Without the pictures, set down every line of the data exactly.

Collection entries:
========

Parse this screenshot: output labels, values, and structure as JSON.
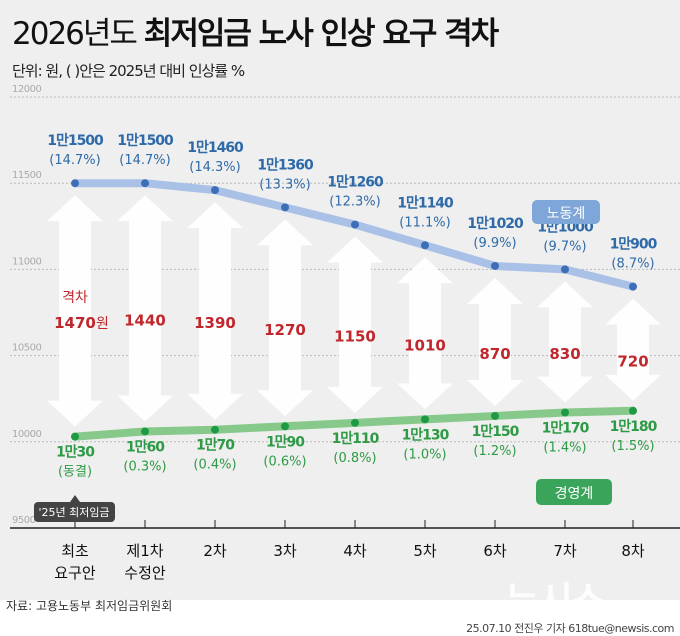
{
  "title_light": "2026년도",
  "title_bold": "최저임금 노사 인상 요구 격차",
  "subtitle": "단위: 원, ( )안은 2025년 대비 인상률 %",
  "source": "자료: 고용노동부 최저임금위원회",
  "credit": "25.07.10 전진우 기자 618tue@newsis.com",
  "logo": "뉴시스",
  "chart_data": {
    "type": "line",
    "categories": [
      [
        "최초",
        "요구안"
      ],
      [
        "제1차",
        "수정안"
      ],
      [
        "2차"
      ],
      [
        "3차"
      ],
      [
        "4차"
      ],
      [
        "5차"
      ],
      [
        "6차"
      ],
      [
        "7차"
      ],
      [
        "8차"
      ]
    ],
    "ylim": [
      9500,
      12000
    ],
    "yticks": [
      9500,
      10000,
      10500,
      11000,
      11500,
      12000
    ],
    "series": [
      {
        "name": "노동계",
        "color": "#a9c1e6",
        "label_color": "#2f6aa8",
        "values": [
          11500,
          11500,
          11460,
          11360,
          11260,
          11140,
          11020,
          11000,
          10900
        ],
        "labels": [
          "1만1500",
          "1만1500",
          "1만1460",
          "1만1360",
          "1만1260",
          "1만1140",
          "1만1020",
          "1만1000",
          "1만900"
        ],
        "rates": [
          "(14.7%)",
          "(14.7%)",
          "(14.3%)",
          "(13.3%)",
          "(12.3%)",
          "(11.1%)",
          "(9.9%)",
          "(9.7%)",
          "(8.7%)"
        ]
      },
      {
        "name": "경영계",
        "color": "#86c98a",
        "label_color": "#2e9a45",
        "values": [
          10030,
          10060,
          10070,
          10090,
          10110,
          10130,
          10150,
          10170,
          10180
        ],
        "labels": [
          "1만30",
          "1만60",
          "1만70",
          "1만90",
          "1만110",
          "1만130",
          "1만150",
          "1만170",
          "1만180"
        ],
        "rates": [
          "(동결)",
          "(0.3%)",
          "(0.4%)",
          "(0.6%)",
          "(0.8%)",
          "(1.0%)",
          "(1.2%)",
          "(1.4%)",
          "(1.5%)"
        ]
      }
    ],
    "gap": {
      "title": "격차",
      "unit": "원",
      "values": [
        1470,
        1440,
        1390,
        1270,
        1150,
        1010,
        870,
        830,
        720
      ],
      "color": "#c0272d"
    },
    "annotation": "'25년 최저임금"
  }
}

========

__Result__
Parse this screenshot: output labels, values, and structure as JSON.
{
  "title_light": "2026년도",
  "title_bold": "최저임금 노사 인상 요구 격차",
  "subtitle": "단위: 원, ( )안은 2025년 대비 인상률 %",
  "source": "자료: 고용노동부 최저임금위원회",
  "credit": "25.07.10 전진우 기자 618tue@newsis.com",
  "logo": "뉴시스",
  "chart_data": {
    "type": "line",
    "categories": [
      [
        "최초",
        "요구안"
      ],
      [
        "제1차",
        "수정안"
      ],
      [
        "2차"
      ],
      [
        "3차"
      ],
      [
        "4차"
      ],
      [
        "5차"
      ],
      [
        "6차"
      ],
      [
        "7차"
      ],
      [
        "8차"
      ]
    ],
    "ylim": [
      9500,
      12000
    ],
    "yticks": [
      9500,
      10000,
      10500,
      11000,
      11500,
      12000
    ],
    "series": [
      {
        "name": "노동계",
        "color": "#a9c1e6",
        "label_color": "#2f6aa8",
        "values": [
          11500,
          11500,
          11460,
          11360,
          11260,
          11140,
          11020,
          11000,
          10900
        ],
        "labels": [
          "1만1500",
          "1만1500",
          "1만1460",
          "1만1360",
          "1만1260",
          "1만1140",
          "1만1020",
          "1만1000",
          "1만900"
        ],
        "rates": [
          "(14.7%)",
          "(14.7%)",
          "(14.3%)",
          "(13.3%)",
          "(12.3%)",
          "(11.1%)",
          "(9.9%)",
          "(9.7%)",
          "(8.7%)"
        ]
      },
      {
        "name": "경영계",
        "color": "#86c98a",
        "label_color": "#2e9a45",
        "values": [
          10030,
          10060,
          10070,
          10090,
          10110,
          10130,
          10150,
          10170,
          10180
        ],
        "labels": [
          "1만30",
          "1만60",
          "1만70",
          "1만90",
          "1만110",
          "1만130",
          "1만150",
          "1만170",
          "1만180"
        ],
        "rates": [
          "(동결)",
          "(0.3%)",
          "(0.4%)",
          "(0.6%)",
          "(0.8%)",
          "(1.0%)",
          "(1.2%)",
          "(1.4%)",
          "(1.5%)"
        ]
      }
    ],
    "gap": {
      "title": "격차",
      "unit": "원",
      "values": [
        1470,
        1440,
        1390,
        1270,
        1150,
        1010,
        870,
        830,
        720
      ],
      "color": "#c0272d"
    },
    "annotation": "'25년 최저임금"
  }
}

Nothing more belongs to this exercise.